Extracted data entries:

= = = = = = =

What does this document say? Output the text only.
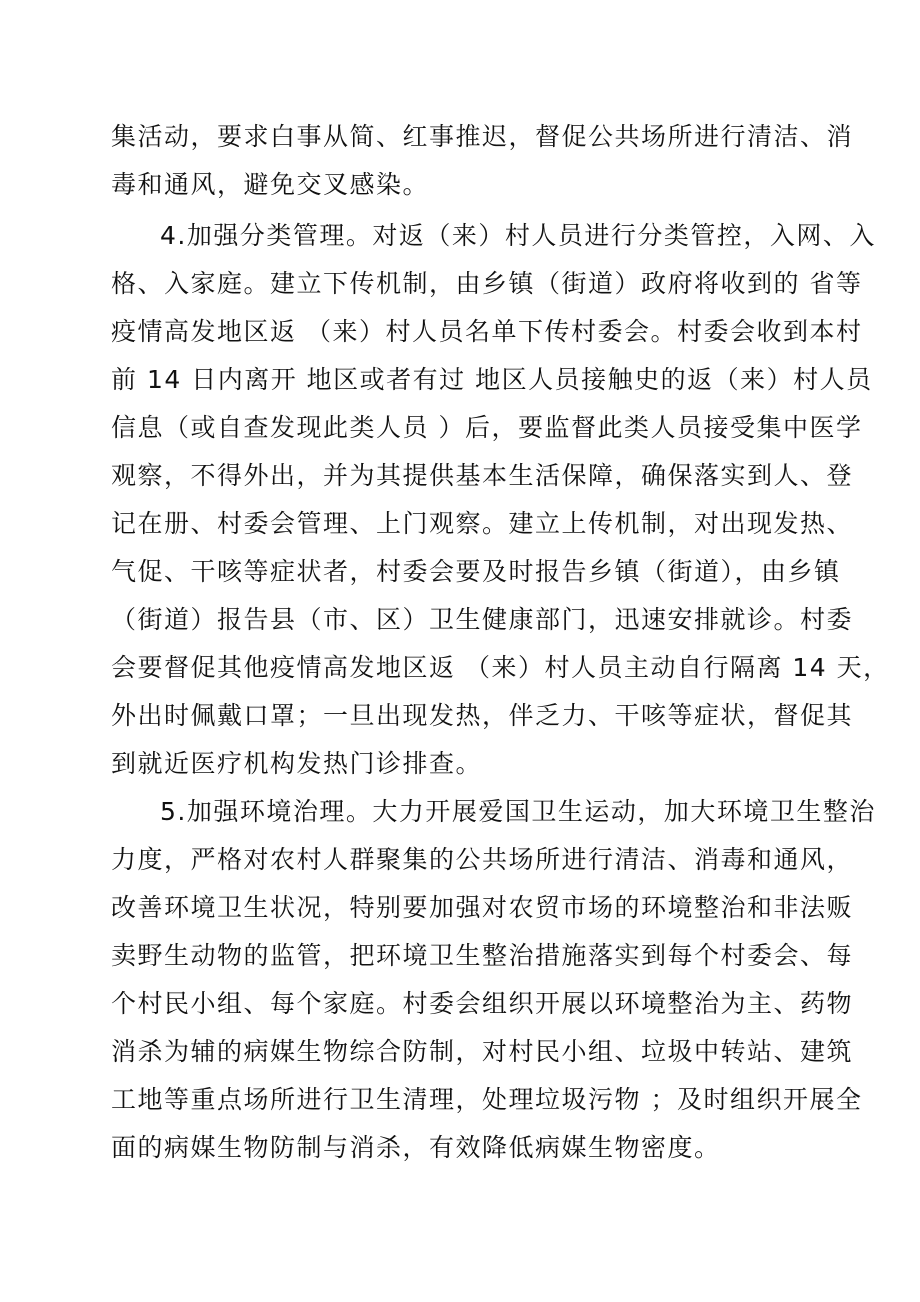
集活动，要求白事从简、红事推迟，督促公共场所进行清洁、消
毒和通风，避免交叉感染。
4.加强分类管理。对返（来）村人员进行分类管控，入网、入
格、入家庭。建立下传机制，由乡镇（街道）政府将收到的 省等
疫情高发地区返 （来）村人员名单下传村委会。村委会收到本村
前 14 日内离开 地区或者有过 地区人员接触史的返（来）村人员
信息（或自查发现此类人员 ）后，要监督此类人员接受集中医学
观察，不得外出，并为其提供基本生活保障，确保落实到人、登
记在册、村委会管理、上门观察。建立上传机制，对出现发热、
气促、干咳等症状者，村委会要及时报告乡镇（街道），由乡镇
（街道）报告县（市、区）卫生健康部门，迅速安排就诊。村委
会要督促其他疫情高发地区返 （来）村人员主动自行隔离 14 天，
外出时佩戴口罩；一旦出现发热，伴乏力、干咳等症状，督促其
到就近医疗机构发热门诊排查。
5.加强环境治理。大力开展爱国卫生运动，加大环境卫生整治
力度，严格对农村人群聚集的公共场所进行清洁、消毒和通风，
改善环境卫生状况，特别要加强对农贸市场的环境整治和非法贩
卖野生动物的监管，把环境卫生整治措施落实到每个村委会、每
个村民小组、每个家庭。村委会组织开展以环境整治为主、药物
消杀为辅的病媒生物综合防制，对村民小组、垃圾中转站、建筑
工地等重点场所进行卫生清理，处理垃圾污物 ；及时组织开展全
面的病媒生物防制与消杀，有效降低病媒生物密度。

= = = = = = =

# EXERCISE REQUIREMENTS
The listing above needs to be output again exactly. Don't include the pictures.

# OUTPUT OF THE EXERCISE
What does this document say? Output the text only.
集活动，要求白事从简、红事推迟，督促公共场所进行清洁、消
毒和通风，避免交叉感染。
4.加强分类管理。对返（来）村人员进行分类管控，入网、入
格、入家庭。建立下传机制，由乡镇（街道）政府将收到的 省等
疫情高发地区返 （来）村人员名单下传村委会。村委会收到本村
前 14 日内离开 地区或者有过 地区人员接触史的返（来）村人员
信息（或自查发现此类人员 ）后，要监督此类人员接受集中医学
观察，不得外出，并为其提供基本生活保障，确保落实到人、登
记在册、村委会管理、上门观察。建立上传机制，对出现发热、
气促、干咳等症状者，村委会要及时报告乡镇（街道），由乡镇
（街道）报告县（市、区）卫生健康部门，迅速安排就诊。村委
会要督促其他疫情高发地区返 （来）村人员主动自行隔离 14 天，
外出时佩戴口罩；一旦出现发热，伴乏力、干咳等症状，督促其
到就近医疗机构发热门诊排查。
5.加强环境治理。大力开展爱国卫生运动，加大环境卫生整治
力度，严格对农村人群聚集的公共场所进行清洁、消毒和通风，
改善环境卫生状况，特别要加强对农贸市场的环境整治和非法贩
卖野生动物的监管，把环境卫生整治措施落实到每个村委会、每
个村民小组、每个家庭。村委会组织开展以环境整治为主、药物
消杀为辅的病媒生物综合防制，对村民小组、垃圾中转站、建筑
工地等重点场所进行卫生清理，处理垃圾污物 ；及时组织开展全
面的病媒生物防制与消杀，有效降低病媒生物密度。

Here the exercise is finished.